(WHAT TO WORK ON):
Below is a block of records; return all of them exactly, but without the images.

━━━━━ DATA RECORDS

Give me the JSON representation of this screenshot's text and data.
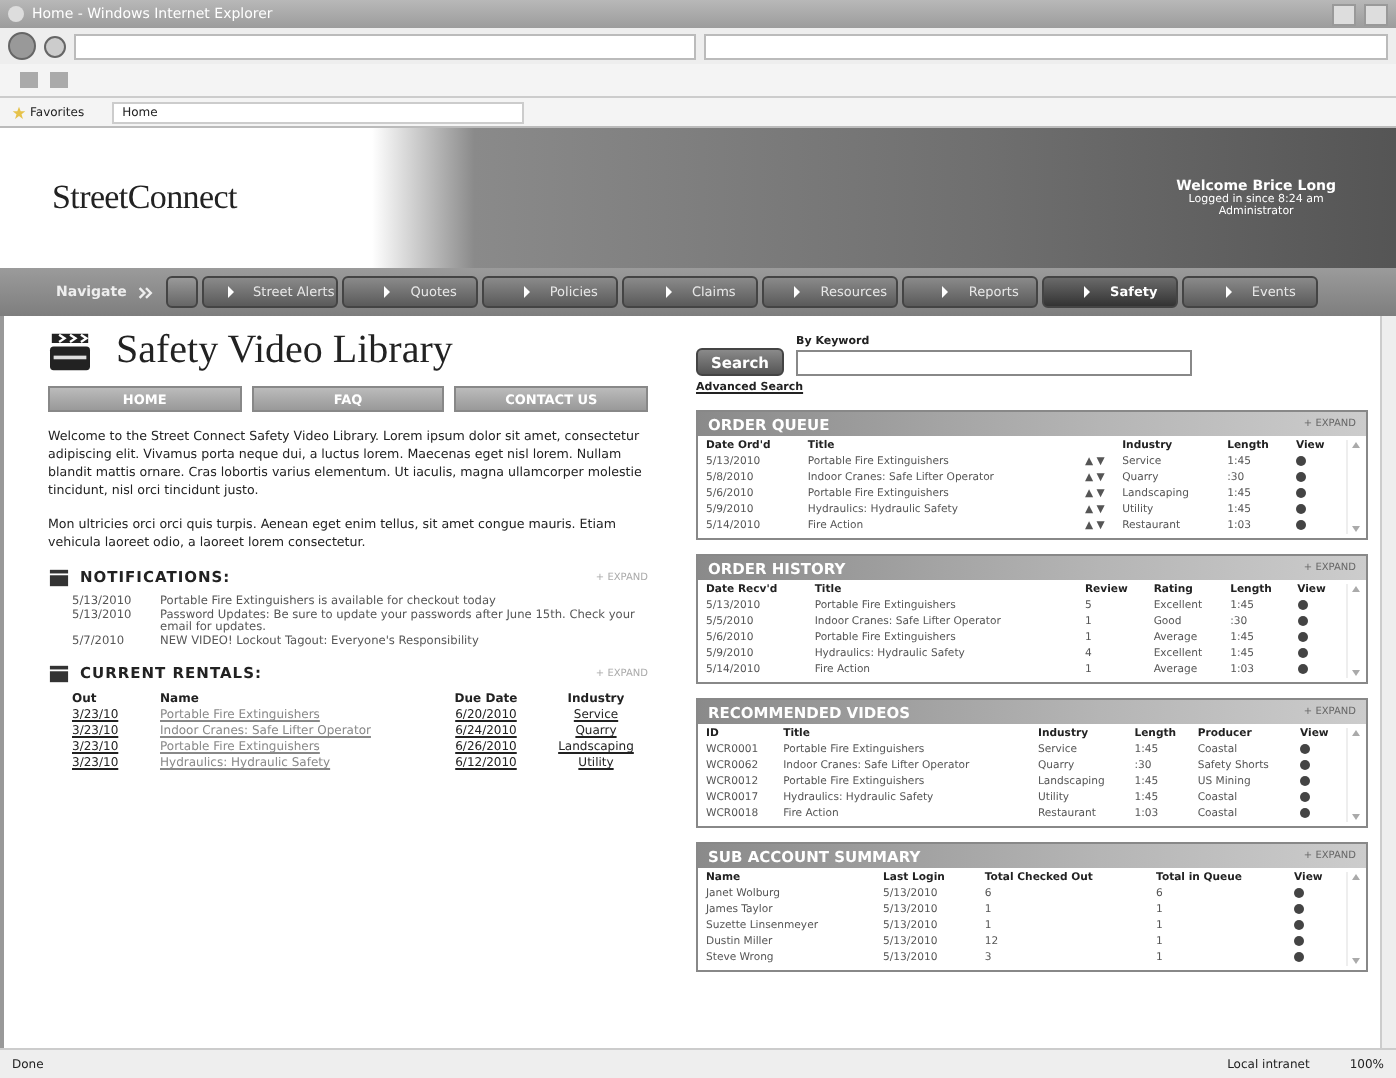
{
  "window": {
    "title": "Home - Windows Internet Explorer"
  },
  "favorites_bar": {
    "favorites": "Favorites",
    "tab": "Home"
  },
  "header": {
    "logo": "StreetConnect",
    "welcome": "Welcome Brice Long",
    "login": "Logged in since 8:24 am",
    "role": "Administrator"
  },
  "nav": {
    "label": "Navigate",
    "items": [
      {
        "label": "Street Alerts",
        "selected": false
      },
      {
        "label": "Quotes",
        "selected": false
      },
      {
        "label": "Policies",
        "selected": false
      },
      {
        "label": "Claims",
        "selected": false
      },
      {
        "label": "Resources",
        "selected": false
      },
      {
        "label": "Reports",
        "selected": false
      },
      {
        "label": "Safety",
        "selected": true
      },
      {
        "label": "Events",
        "selected": false
      }
    ]
  },
  "page_title": "Safety Video Library",
  "tabs": [
    "HOME",
    "FAQ",
    "CONTACT US"
  ],
  "intro": [
    "Welcome to the Street Connect Safety Video Library. Lorem ipsum dolor sit amet, consectetur adipiscing elit. Vivamus porta neque dui, a luctus lorem. Maecenas eget nisl lorem. Nullam blandit mattis ornare. Cras lobortis varius elementum. Ut iaculis, magna ullamcorper molestie tincidunt, nisl orci tincidunt justo.",
    "Mon ultricies orci orci quis turpis. Aenean eget enim tellus, sit amet congue mauris. Etiam vehicula laoreet odio, a laoreet lorem consectetur."
  ],
  "notifications": {
    "title": "NOTIFICATIONS:",
    "expand": "+ EXPAND",
    "items": [
      {
        "date": "5/13/2010",
        "text": "Portable Fire Extinguishers is available for checkout today"
      },
      {
        "date": "5/13/2010",
        "text": "Password Updates: Be sure to update your passwords after June 15th. Check your email for updates."
      },
      {
        "date": "5/7/2010",
        "text": "NEW VIDEO! Lockout Tagout: Everyone's Responsibility"
      }
    ]
  },
  "rentals": {
    "title": "CURRENT RENTALS:",
    "expand": "+ EXPAND",
    "columns": [
      "Out",
      "Name",
      "Due Date",
      "Industry"
    ],
    "rows": [
      [
        "3/23/10",
        "Portable Fire Extinguishers",
        "6/20/2010",
        "Service"
      ],
      [
        "3/23/10",
        "Indoor Cranes: Safe Lifter Operator",
        "6/24/2010",
        "Quarry"
      ],
      [
        "3/23/10",
        "Portable Fire Extinguishers",
        "6/26/2010",
        "Landscaping"
      ],
      [
        "3/23/10",
        "Hydraulics: Hydraulic Safety",
        "6/12/2010",
        "Utility"
      ]
    ]
  },
  "search": {
    "button": "Search",
    "label": "By Keyword",
    "advanced": "Advanced Search"
  },
  "panels": [
    {
      "title": "ORDER QUEUE",
      "expand": "+ EXPAND",
      "columns": [
        "Date Ord'd",
        "Title",
        "Industry",
        "Length",
        "View"
      ],
      "rows": [
        {
          "cells": [
            "5/13/2010",
            "Portable Fire Extinguishers",
            "Service",
            "1:45"
          ],
          "arrows": "▲ ▼"
        },
        {
          "cells": [
            "5/8/2010",
            "Indoor Cranes: Safe Lifter Operator",
            "Quarry",
            ":30"
          ],
          "arrows": "▲ ▼"
        },
        {
          "cells": [
            "5/6/2010",
            "Portable Fire Extinguishers",
            "Landscaping",
            "1:45"
          ],
          "arrows": "▲ ▼"
        },
        {
          "cells": [
            "5/9/2010",
            "Hydraulics: Hydraulic Safety",
            "Utility",
            "1:45"
          ],
          "arrows": "▲ ▼"
        },
        {
          "cells": [
            "5/14/2010",
            "Fire Action",
            "Restaurant",
            "1:03"
          ],
          "arrows": "▲ ▼"
        }
      ]
    },
    {
      "title": "ORDER HISTORY",
      "expand": "+ EXPAND",
      "columns": [
        "Date Recv'd",
        "Title",
        "Review",
        "Rating",
        "Length",
        "View"
      ],
      "rows": [
        {
          "cells": [
            "5/13/2010",
            "Portable Fire Extinguishers",
            "5",
            "Excellent",
            "1:45"
          ]
        },
        {
          "cells": [
            "5/5/2010",
            "Indoor Cranes: Safe Lifter Operator",
            "1",
            "Good",
            ":30"
          ]
        },
        {
          "cells": [
            "5/6/2010",
            "Portable Fire Extinguishers",
            "1",
            "Average",
            "1:45"
          ]
        },
        {
          "cells": [
            "5/9/2010",
            "Hydraulics: Hydraulic Safety",
            "4",
            "Excellent",
            "1:45"
          ]
        },
        {
          "cells": [
            "5/14/2010",
            "Fire Action",
            "1",
            "Average",
            "1:03"
          ]
        }
      ]
    },
    {
      "title": "RECOMMENDED VIDEOS",
      "expand": "+ EXPAND",
      "columns": [
        "ID",
        "Title",
        "Industry",
        "Length",
        "Producer",
        "View"
      ],
      "rows": [
        {
          "cells": [
            "WCR0001",
            "Portable Fire Extinguishers",
            "Service",
            "1:45",
            "Coastal"
          ]
        },
        {
          "cells": [
            "WCR0062",
            "Indoor Cranes: Safe Lifter Operator",
            "Quarry",
            ":30",
            "Safety Shorts"
          ]
        },
        {
          "cells": [
            "WCR0012",
            "Portable Fire Extinguishers",
            "Landscaping",
            "1:45",
            "US Mining"
          ]
        },
        {
          "cells": [
            "WCR0017",
            "Hydraulics: Hydraulic Safety",
            "Utility",
            "1:45",
            "Coastal"
          ]
        },
        {
          "cells": [
            "WCR0018",
            "Fire Action",
            "Restaurant",
            "1:03",
            "Coastal"
          ]
        }
      ]
    },
    {
      "title": "SUB ACCOUNT SUMMARY",
      "expand": "+ EXPAND",
      "columns": [
        "Name",
        "Last Login",
        "Total Checked Out",
        "Total in Queue",
        "View"
      ],
      "rows": [
        {
          "cells": [
            "Janet Wolburg",
            "5/13/2010",
            "6",
            "6"
          ]
        },
        {
          "cells": [
            "James Taylor",
            "5/13/2010",
            "1",
            "1"
          ]
        },
        {
          "cells": [
            "Suzette Linsenmeyer",
            "5/13/2010",
            "1",
            "1"
          ]
        },
        {
          "cells": [
            "Dustin Miller",
            "5/13/2010",
            "12",
            "1"
          ]
        },
        {
          "cells": [
            "Steve Wrong",
            "5/13/2010",
            "3",
            "1"
          ]
        }
      ]
    }
  ],
  "status_bar": {
    "status": "Done",
    "zone": "Local intranet",
    "zoom": "100%"
  }
}
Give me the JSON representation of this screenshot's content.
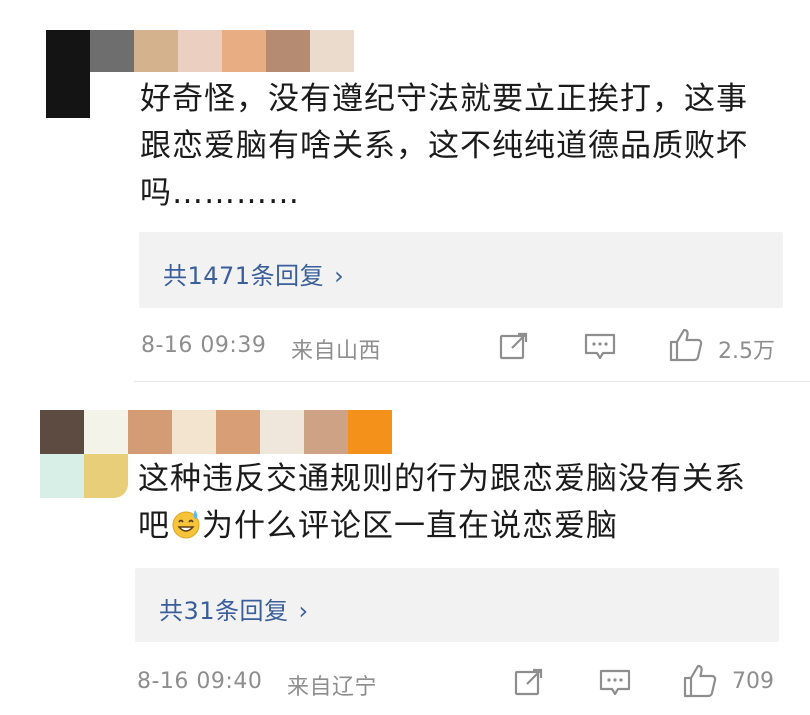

━━━━━━━━━━

(TASK RESULT):
Give me the JSON representation of this screenshot's text and data.
{
  "window": {
    "title": "Home - Windows Internet Explorer"
  },
  "favorites_bar": {
    "favorites": "Favorites",
    "tab": "Home"
  },
  "header": {
    "logo": "StreetConnect",
    "welcome": "Welcome Brice Long",
    "login": "Logged in since 8:24 am",
    "role": "Administrator"
  },
  "nav": {
    "label": "Navigate",
    "items": [
      {
        "label": "Street Alerts",
        "selected": false
      },
      {
        "label": "Quotes",
        "selected": false
      },
      {
        "label": "Policies",
        "selected": false
      },
      {
        "label": "Claims",
        "selected": false
      },
      {
        "label": "Resources",
        "selected": false
      },
      {
        "label": "Reports",
        "selected": false
      },
      {
        "label": "Safety",
        "selected": true
      },
      {
        "label": "Events",
        "selected": false
      }
    ]
  },
  "page_title": "Safety Video Library",
  "tabs": [
    "HOME",
    "FAQ",
    "CONTACT US"
  ],
  "intro": [
    "Welcome to the Street Connect Safety Video Library. Lorem ipsum dolor sit amet, consectetur adipiscing elit. Vivamus porta neque dui, a luctus lorem. Maecenas eget nisl lorem. Nullam blandit mattis ornare. Cras lobortis varius elementum. Ut iaculis, magna ullamcorper molestie tincidunt, nisl orci tincidunt justo.",
    "Mon ultricies orci orci quis turpis. Aenean eget enim tellus, sit amet congue mauris. Etiam vehicula laoreet odio, a laoreet lorem consectetur."
  ],
  "notifications": {
    "title": "NOTIFICATIONS:",
    "expand": "+ EXPAND",
    "items": [
      {
        "date": "5/13/2010",
        "text": "Portable Fire Extinguishers is available for checkout today"
      },
      {
        "date": "5/13/2010",
        "text": "Password Updates: Be sure to update your passwords after June 15th. Check your email for updates."
      },
      {
        "date": "5/7/2010",
        "text": "NEW VIDEO! Lockout Tagout: Everyone's Responsibility"
      }
    ]
  },
  "rentals": {
    "title": "CURRENT RENTALS:",
    "expand": "+ EXPAND",
    "columns": [
      "Out",
      "Name",
      "Due Date",
      "Industry"
    ],
    "rows": [
      [
        "3/23/10",
        "Portable Fire Extinguishers",
        "6/20/2010",
        "Service"
      ],
      [
        "3/23/10",
        "Indoor Cranes: Safe Lifter Operator",
        "6/24/2010",
        "Quarry"
      ],
      [
        "3/23/10",
        "Portable Fire Extinguishers",
        "6/26/2010",
        "Landscaping"
      ],
      [
        "3/23/10",
        "Hydraulics: Hydraulic Safety",
        "6/12/2010",
        "Utility"
      ]
    ]
  },
  "search": {
    "button": "Search",
    "label": "By Keyword",
    "advanced": "Advanced Search"
  },
  "panels": [
    {
      "title": "ORDER QUEUE",
      "expand": "+ EXPAND",
      "columns": [
        "Date Ord'd",
        "Title",
        "Industry",
        "Length",
        "View"
      ],
      "rows": [
        {
          "cells": [
            "5/13/2010",
            "Portable Fire Extinguishers",
            "Service",
            "1:45"
          ],
          "arrows": "▲ ▼"
        },
        {
          "cells": [
            "5/8/2010",
            "Indoor Cranes: Safe Lifter Operator",
            "Quarry",
            ":30"
          ],
          "arrows": "▲ ▼"
        },
        {
          "cells": [
            "5/6/2010",
            "Portable Fire Extinguishers",
            "Landscaping",
            "1:45"
          ],
          "arrows": "▲ ▼"
        },
        {
          "cells": [
            "5/9/2010",
            "Hydraulics: Hydraulic Safety",
            "Utility",
            "1:45"
          ],
          "arrows": "▲ ▼"
        },
        {
          "cells": [
            "5/14/2010",
            "Fire Action",
            "Restaurant",
            "1:03"
          ],
          "arrows": "▲ ▼"
        }
      ]
    },
    {
      "title": "ORDER HISTORY",
      "expand": "+ EXPAND",
      "columns": [
        "Date Recv'd",
        "Title",
        "Review",
        "Rating",
        "Length",
        "View"
      ],
      "rows": [
        {
          "cells": [
            "5/13/2010",
            "Portable Fire Extinguishers",
            "5",
            "Excellent",
            "1:45"
          ]
        },
        {
          "cells": [
            "5/5/2010",
            "Indoor Cranes: Safe Lifter Operator",
            "1",
            "Good",
            ":30"
          ]
        },
        {
          "cells": [
            "5/6/2010",
            "Portable Fire Extinguishers",
            "1",
            "Average",
            "1:45"
          ]
        },
        {
          "cells": [
            "5/9/2010",
            "Hydraulics: Hydraulic Safety",
            "4",
            "Excellent",
            "1:45"
          ]
        },
        {
          "cells": [
            "5/14/2010",
            "Fire Action",
            "1",
            "Average",
            "1:03"
          ]
        }
      ]
    },
    {
      "title": "RECOMMENDED VIDEOS",
      "expand": "+ EXPAND",
      "columns": [
        "ID",
        "Title",
        "Industry",
        "Length",
        "Producer",
        "View"
      ],
      "rows": [
        {
          "cells": [
            "WCR0001",
            "Portable Fire Extinguishers",
            "Service",
            "1:45",
            "Coastal"
          ]
        },
        {
          "cells": [
            "WCR0062",
            "Indoor Cranes: Safe Lifter Operator",
            "Quarry",
            ":30",
            "Safety Shorts"
          ]
        },
        {
          "cells": [
            "WCR0012",
            "Portable Fire Extinguishers",
            "Landscaping",
            "1:45",
            "US Mining"
          ]
        },
        {
          "cells": [
            "WCR0017",
            "Hydraulics: Hydraulic Safety",
            "Utility",
            "1:45",
            "Coastal"
          ]
        },
        {
          "cells": [
            "WCR0018",
            "Fire Action",
            "Restaurant",
            "1:03",
            "Coastal"
          ]
        }
      ]
    },
    {
      "title": "SUB ACCOUNT SUMMARY",
      "expand": "+ EXPAND",
      "columns": [
        "Name",
        "Last Login",
        "Total Checked Out",
        "Total in Queue",
        "View"
      ],
      "rows": [
        {
          "cells": [
            "Janet Wolburg",
            "5/13/2010",
            "6",
            "6"
          ]
        },
        {
          "cells": [
            "James Taylor",
            "5/13/2010",
            "1",
            "1"
          ]
        },
        {
          "cells": [
            "Suzette Linsenmeyer",
            "5/13/2010",
            "1",
            "1"
          ]
        },
        {
          "cells": [
            "Dustin Miller",
            "5/13/2010",
            "12",
            "1"
          ]
        },
        {
          "cells": [
            "Steve Wrong",
            "5/13/2010",
            "3",
            "1"
          ]
        }
      ]
    }
  ],
  "status_bar": {
    "status": "Done",
    "zone": "Local intranet",
    "zoom": "100%"
  }
}
Give me the JSON representation of this screenshot's content.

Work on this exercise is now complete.